EXERCISE
Report all lines from the entries below in which "Higher" appears.

Records from a collection of figures:
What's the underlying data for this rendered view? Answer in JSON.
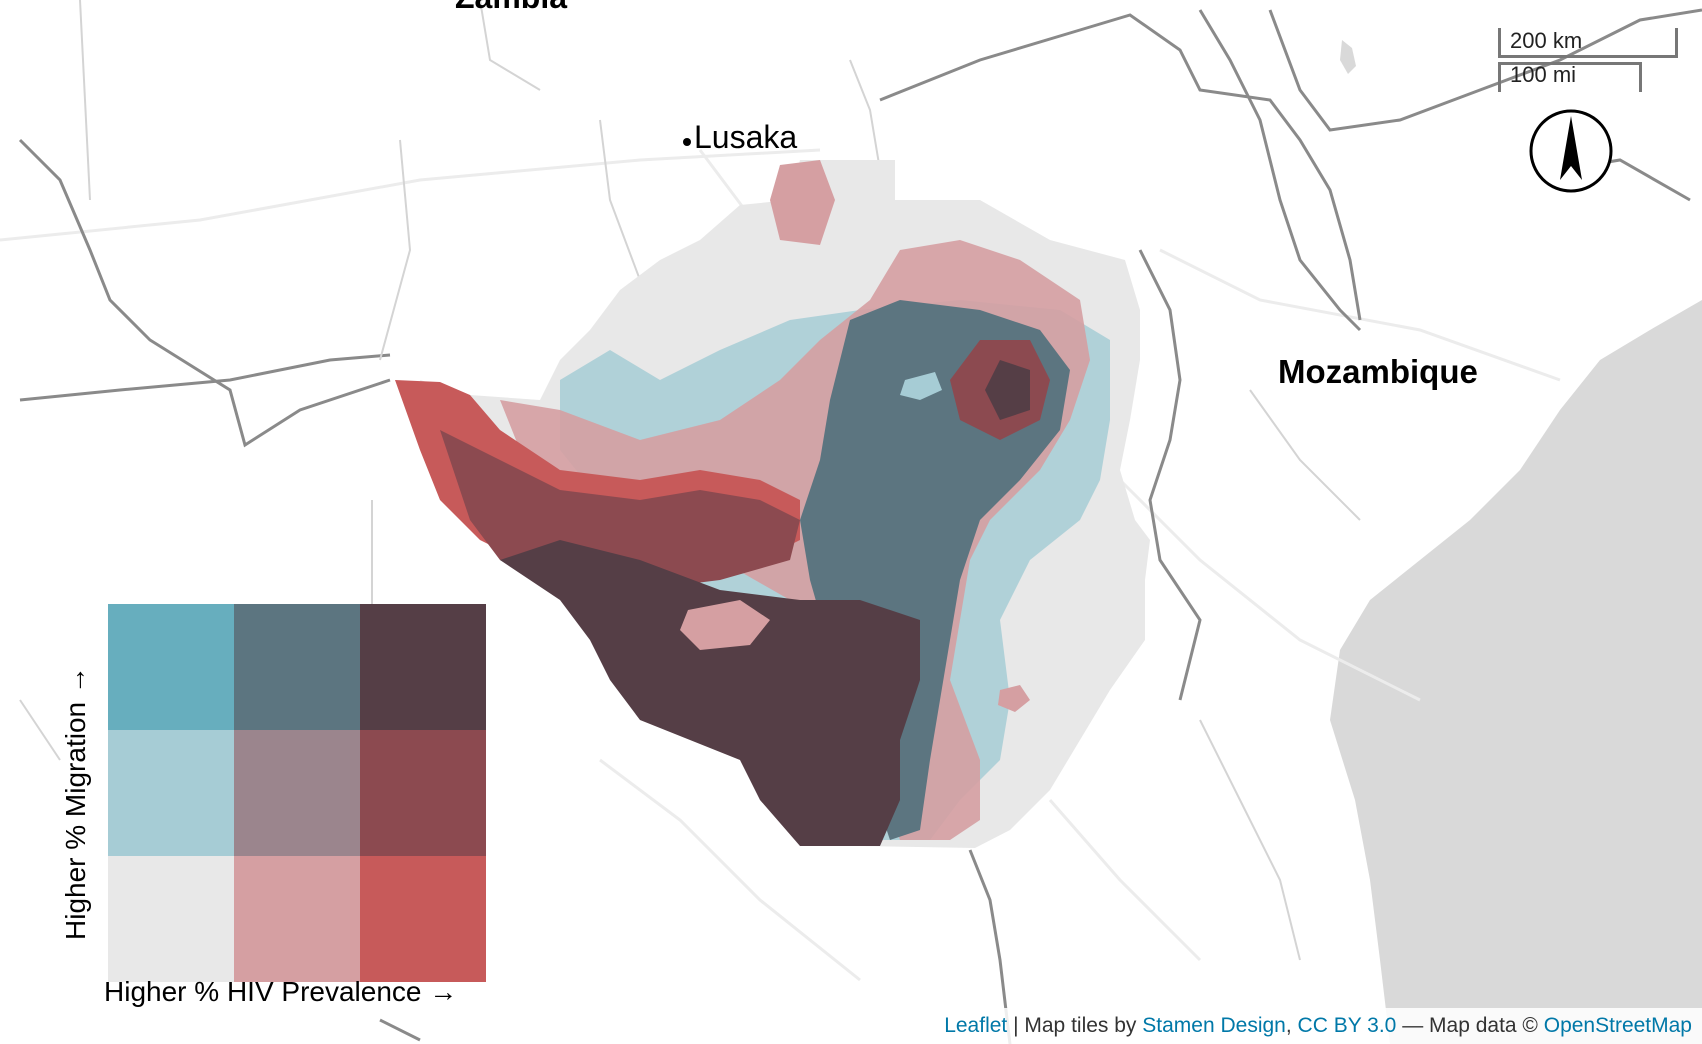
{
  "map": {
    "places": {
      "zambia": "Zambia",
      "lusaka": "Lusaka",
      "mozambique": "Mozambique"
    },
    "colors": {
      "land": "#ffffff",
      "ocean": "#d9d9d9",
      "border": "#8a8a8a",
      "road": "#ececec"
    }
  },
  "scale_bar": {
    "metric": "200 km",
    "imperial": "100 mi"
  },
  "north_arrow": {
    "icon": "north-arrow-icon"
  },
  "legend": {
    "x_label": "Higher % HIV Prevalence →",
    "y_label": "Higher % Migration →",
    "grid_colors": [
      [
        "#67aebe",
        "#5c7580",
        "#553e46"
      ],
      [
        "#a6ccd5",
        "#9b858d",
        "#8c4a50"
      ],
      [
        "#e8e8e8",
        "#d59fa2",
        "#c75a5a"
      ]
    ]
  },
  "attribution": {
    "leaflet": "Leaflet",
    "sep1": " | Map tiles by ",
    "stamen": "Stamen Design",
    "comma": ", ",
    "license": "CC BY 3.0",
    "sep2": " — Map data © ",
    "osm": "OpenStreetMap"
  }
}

ANSWER TO THIS TASK
    "x_label": "Higher % HIV Prevalence →",
    "y_label": "Higher % Migration →",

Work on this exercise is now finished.